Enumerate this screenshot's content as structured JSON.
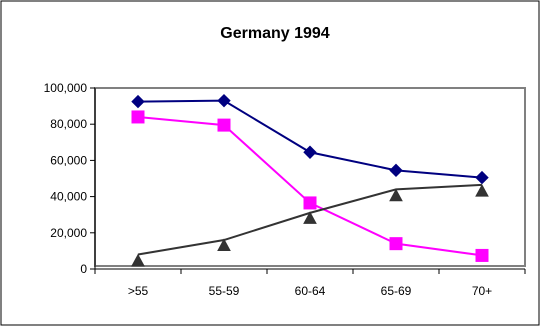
{
  "chart_data": {
    "type": "line",
    "title": "Germany 1994",
    "categories": [
      ">55",
      "55-59",
      "60-64",
      "65-69",
      "70+"
    ],
    "ylim": [
      0,
      100000
    ],
    "yticks": [
      0,
      20000,
      40000,
      60000,
      80000,
      100000
    ],
    "ytick_labels": [
      "0",
      "20,000",
      "40,000",
      "60,000",
      "80,000",
      "100,000"
    ],
    "grid": false,
    "legend": "none",
    "series": [
      {
        "values": [
          92500,
          93000,
          64500,
          54500,
          50500
        ],
        "color": "#000080",
        "marker": "diamond"
      },
      {
        "values": [
          84000,
          79500,
          36500,
          14000,
          7500
        ],
        "color": "#ff00ff",
        "marker": "square"
      },
      {
        "line_values": [
          8000,
          16000,
          31000,
          44000,
          46500
        ],
        "marker_values": [
          4500,
          13000,
          28000,
          40500,
          43000
        ],
        "color": "#333333",
        "marker": "triangle"
      }
    ]
  }
}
|---|
## Problem requirements
In the entries above, count each line holding "color" and report the total and nothing more.

## Correct output
3